Given problem — Give all of the lines again exactly as they read.

Dataset extract —
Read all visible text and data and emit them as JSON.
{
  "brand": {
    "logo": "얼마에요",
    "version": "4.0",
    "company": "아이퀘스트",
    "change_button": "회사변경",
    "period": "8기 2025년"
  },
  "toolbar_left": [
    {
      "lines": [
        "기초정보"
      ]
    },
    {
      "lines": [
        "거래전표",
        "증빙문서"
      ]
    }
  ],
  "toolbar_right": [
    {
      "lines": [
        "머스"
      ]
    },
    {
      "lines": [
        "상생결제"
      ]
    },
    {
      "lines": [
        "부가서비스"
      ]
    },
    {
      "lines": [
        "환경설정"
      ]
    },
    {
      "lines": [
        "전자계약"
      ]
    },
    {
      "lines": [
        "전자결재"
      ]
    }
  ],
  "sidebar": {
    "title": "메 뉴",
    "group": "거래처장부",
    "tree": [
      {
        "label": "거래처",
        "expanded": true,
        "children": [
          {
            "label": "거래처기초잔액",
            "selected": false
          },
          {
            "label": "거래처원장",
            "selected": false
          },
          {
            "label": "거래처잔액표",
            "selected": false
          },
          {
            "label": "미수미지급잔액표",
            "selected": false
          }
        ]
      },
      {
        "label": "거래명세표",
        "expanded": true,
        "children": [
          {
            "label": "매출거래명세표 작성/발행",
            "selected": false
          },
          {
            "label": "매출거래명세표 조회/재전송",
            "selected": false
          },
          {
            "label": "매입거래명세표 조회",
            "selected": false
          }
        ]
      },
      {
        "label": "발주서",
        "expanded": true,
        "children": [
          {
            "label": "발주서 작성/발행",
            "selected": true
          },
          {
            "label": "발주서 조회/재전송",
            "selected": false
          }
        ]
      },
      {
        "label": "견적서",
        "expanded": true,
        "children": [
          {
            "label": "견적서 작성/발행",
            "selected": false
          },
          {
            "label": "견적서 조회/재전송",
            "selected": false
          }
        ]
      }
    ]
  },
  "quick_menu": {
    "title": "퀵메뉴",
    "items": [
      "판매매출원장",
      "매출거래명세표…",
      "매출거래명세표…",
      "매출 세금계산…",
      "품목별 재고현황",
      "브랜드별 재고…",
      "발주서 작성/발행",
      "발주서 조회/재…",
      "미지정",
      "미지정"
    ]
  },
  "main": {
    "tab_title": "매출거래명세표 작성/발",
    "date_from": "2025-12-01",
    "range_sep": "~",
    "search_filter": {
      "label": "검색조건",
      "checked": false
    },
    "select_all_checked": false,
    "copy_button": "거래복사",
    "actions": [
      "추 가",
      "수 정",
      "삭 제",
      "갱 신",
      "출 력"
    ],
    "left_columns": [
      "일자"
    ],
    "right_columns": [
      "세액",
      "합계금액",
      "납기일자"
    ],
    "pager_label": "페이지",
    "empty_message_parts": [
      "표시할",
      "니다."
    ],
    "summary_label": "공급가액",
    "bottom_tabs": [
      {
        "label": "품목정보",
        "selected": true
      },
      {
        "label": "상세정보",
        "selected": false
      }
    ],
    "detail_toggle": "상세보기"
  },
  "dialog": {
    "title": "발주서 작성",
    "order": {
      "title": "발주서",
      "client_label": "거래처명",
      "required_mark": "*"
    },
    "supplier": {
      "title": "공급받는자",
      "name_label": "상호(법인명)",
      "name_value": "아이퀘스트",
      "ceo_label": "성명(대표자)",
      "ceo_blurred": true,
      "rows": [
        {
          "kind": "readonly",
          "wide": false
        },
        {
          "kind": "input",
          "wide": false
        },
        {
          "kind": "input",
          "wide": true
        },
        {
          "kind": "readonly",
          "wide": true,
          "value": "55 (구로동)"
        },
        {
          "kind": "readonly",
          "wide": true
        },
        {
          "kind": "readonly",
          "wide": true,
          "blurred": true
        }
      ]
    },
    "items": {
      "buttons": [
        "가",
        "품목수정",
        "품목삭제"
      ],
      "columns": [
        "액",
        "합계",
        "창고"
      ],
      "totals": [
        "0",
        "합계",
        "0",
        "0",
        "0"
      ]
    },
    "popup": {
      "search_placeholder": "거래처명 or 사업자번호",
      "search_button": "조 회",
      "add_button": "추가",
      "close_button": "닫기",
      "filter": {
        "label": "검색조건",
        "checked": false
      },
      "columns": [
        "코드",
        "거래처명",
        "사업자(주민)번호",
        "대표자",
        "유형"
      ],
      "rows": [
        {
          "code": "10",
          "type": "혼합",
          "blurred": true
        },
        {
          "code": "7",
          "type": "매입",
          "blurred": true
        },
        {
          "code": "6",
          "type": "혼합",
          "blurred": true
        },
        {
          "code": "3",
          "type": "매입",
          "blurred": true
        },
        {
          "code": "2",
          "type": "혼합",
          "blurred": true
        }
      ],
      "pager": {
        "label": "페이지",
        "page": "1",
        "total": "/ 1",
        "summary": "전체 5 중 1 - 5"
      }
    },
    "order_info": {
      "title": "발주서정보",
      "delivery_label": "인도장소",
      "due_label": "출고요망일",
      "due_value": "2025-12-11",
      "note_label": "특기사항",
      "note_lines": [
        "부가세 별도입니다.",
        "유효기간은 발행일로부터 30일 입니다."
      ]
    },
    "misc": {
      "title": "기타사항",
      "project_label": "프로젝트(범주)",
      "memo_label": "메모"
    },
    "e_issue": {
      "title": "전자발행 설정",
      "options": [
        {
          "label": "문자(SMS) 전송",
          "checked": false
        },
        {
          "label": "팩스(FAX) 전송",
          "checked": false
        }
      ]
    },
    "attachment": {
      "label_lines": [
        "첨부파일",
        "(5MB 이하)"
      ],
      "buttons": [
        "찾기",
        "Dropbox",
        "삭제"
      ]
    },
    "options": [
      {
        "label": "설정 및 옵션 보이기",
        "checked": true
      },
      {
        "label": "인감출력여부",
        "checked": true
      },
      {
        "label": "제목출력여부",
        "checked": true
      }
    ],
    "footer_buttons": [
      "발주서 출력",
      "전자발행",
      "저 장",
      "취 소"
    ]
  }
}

Solved exercise —
Read all visible text and data and emit them as JSON.
{
  "brand": {
    "logo": "얼마에요",
    "version": "4.0",
    "company": "아이퀘스트",
    "change_button": "회사변경",
    "period": "8기 2025년"
  },
  "toolbar_left": [
    {
      "lines": [
        "기초정보"
      ]
    },
    {
      "lines": [
        "거래전표",
        "증빙문서"
      ]
    }
  ],
  "toolbar_right": [
    {
      "lines": [
        "머스"
      ]
    },
    {
      "lines": [
        "상생결제"
      ]
    },
    {
      "lines": [
        "부가서비스"
      ]
    },
    {
      "lines": [
        "환경설정"
      ]
    },
    {
      "lines": [
        "전자계약"
      ]
    },
    {
      "lines": [
        "전자결재"
      ]
    }
  ],
  "sidebar": {
    "title": "메 뉴",
    "group": "거래처장부",
    "tree": [
      {
        "label": "거래처",
        "expanded": true,
        "children": [
          {
            "label": "거래처기초잔액",
            "selected": false
          },
          {
            "label": "거래처원장",
            "selected": false
          },
          {
            "label": "거래처잔액표",
            "selected": false
          },
          {
            "label": "미수미지급잔액표",
            "selected": false
          }
        ]
      },
      {
        "label": "거래명세표",
        "expanded": true,
        "children": [
          {
            "label": "매출거래명세표 작성/발행",
            "selected": false
          },
          {
            "label": "매출거래명세표 조회/재전송",
            "selected": false
          },
          {
            "label": "매입거래명세표 조회",
            "selected": false
          }
        ]
      },
      {
        "label": "발주서",
        "expanded": true,
        "children": [
          {
            "label": "발주서 작성/발행",
            "selected": true
          },
          {
            "label": "발주서 조회/재전송",
            "selected": false
          }
        ]
      },
      {
        "label": "견적서",
        "expanded": true,
        "children": [
          {
            "label": "견적서 작성/발행",
            "selected": false
          },
          {
            "label": "견적서 조회/재전송",
            "selected": false
          }
        ]
      }
    ]
  },
  "quick_menu": {
    "title": "퀵메뉴",
    "items": [
      "판매매출원장",
      "매출거래명세표…",
      "매출거래명세표…",
      "매출 세금계산…",
      "품목별 재고현황",
      "브랜드별 재고…",
      "발주서 작성/발행",
      "발주서 조회/재…",
      "미지정",
      "미지정"
    ]
  },
  "main": {
    "tab_title": "매출거래명세표 작성/발",
    "date_from": "2025-12-01",
    "range_sep": "~",
    "search_filter": {
      "label": "검색조건",
      "checked": false
    },
    "select_all_checked": false,
    "copy_button": "거래복사",
    "actions": [
      "추 가",
      "수 정",
      "삭 제",
      "갱 신",
      "출 력"
    ],
    "left_columns": [
      "일자"
    ],
    "right_columns": [
      "세액",
      "합계금액",
      "납기일자"
    ],
    "pager_label": "페이지",
    "empty_message_parts": [
      "표시할",
      "니다."
    ],
    "summary_label": "공급가액",
    "bottom_tabs": [
      {
        "label": "품목정보",
        "selected": true
      },
      {
        "label": "상세정보",
        "selected": false
      }
    ],
    "detail_toggle": "상세보기"
  },
  "dialog": {
    "title": "발주서 작성",
    "order": {
      "title": "발주서",
      "client_label": "거래처명",
      "required_mark": "*"
    },
    "supplier": {
      "title": "공급받는자",
      "name_label": "상호(법인명)",
      "name_value": "아이퀘스트",
      "ceo_label": "성명(대표자)",
      "ceo_blurred": true,
      "rows": [
        {
          "kind": "readonly",
          "wide": false
        },
        {
          "kind": "input",
          "wide": false
        },
        {
          "kind": "input",
          "wide": true
        },
        {
          "kind": "readonly",
          "wide": true,
          "value": "55 (구로동)"
        },
        {
          "kind": "readonly",
          "wide": true
        },
        {
          "kind": "readonly",
          "wide": true,
          "blurred": true
        }
      ]
    },
    "items": {
      "buttons": [
        "가",
        "품목수정",
        "품목삭제"
      ],
      "columns": [
        "액",
        "합계",
        "창고"
      ],
      "totals": [
        "0",
        "합계",
        "0",
        "0",
        "0"
      ]
    },
    "popup": {
      "search_placeholder": "거래처명 or 사업자번호",
      "search_button": "조 회",
      "add_button": "추가",
      "close_button": "닫기",
      "filter": {
        "label": "검색조건",
        "checked": false
      },
      "columns": [
        "코드",
        "거래처명",
        "사업자(주민)번호",
        "대표자",
        "유형"
      ],
      "rows": [
        {
          "code": "10",
          "type": "혼합",
          "blurred": true
        },
        {
          "code": "7",
          "type": "매입",
          "blurred": true
        },
        {
          "code": "6",
          "type": "혼합",
          "blurred": true
        },
        {
          "code": "3",
          "type": "매입",
          "blurred": true
        },
        {
          "code": "2",
          "type": "혼합",
          "blurred": true
        }
      ],
      "pager": {
        "label": "페이지",
        "page": "1",
        "total": "/ 1",
        "summary": "전체 5 중 1 - 5"
      }
    },
    "order_info": {
      "title": "발주서정보",
      "delivery_label": "인도장소",
      "due_label": "출고요망일",
      "due_value": "2025-12-11",
      "note_label": "특기사항",
      "note_lines": [
        "부가세 별도입니다.",
        "유효기간은 발행일로부터 30일 입니다."
      ]
    },
    "misc": {
      "title": "기타사항",
      "project_label": "프로젝트(범주)",
      "memo_label": "메모"
    },
    "e_issue": {
      "title": "전자발행 설정",
      "options": [
        {
          "label": "문자(SMS) 전송",
          "checked": false
        },
        {
          "label": "팩스(FAX) 전송",
          "checked": false
        }
      ]
    },
    "attachment": {
      "label_lines": [
        "첨부파일",
        "(5MB 이하)"
      ],
      "buttons": [
        "찾기",
        "Dropbox",
        "삭제"
      ]
    },
    "options": [
      {
        "label": "설정 및 옵션 보이기",
        "checked": true
      },
      {
        "label": "인감출력여부",
        "checked": true
      },
      {
        "label": "제목출력여부",
        "checked": true
      }
    ],
    "footer_buttons": [
      "발주서 출력",
      "전자발행",
      "저 장",
      "취 소"
    ]
  }
}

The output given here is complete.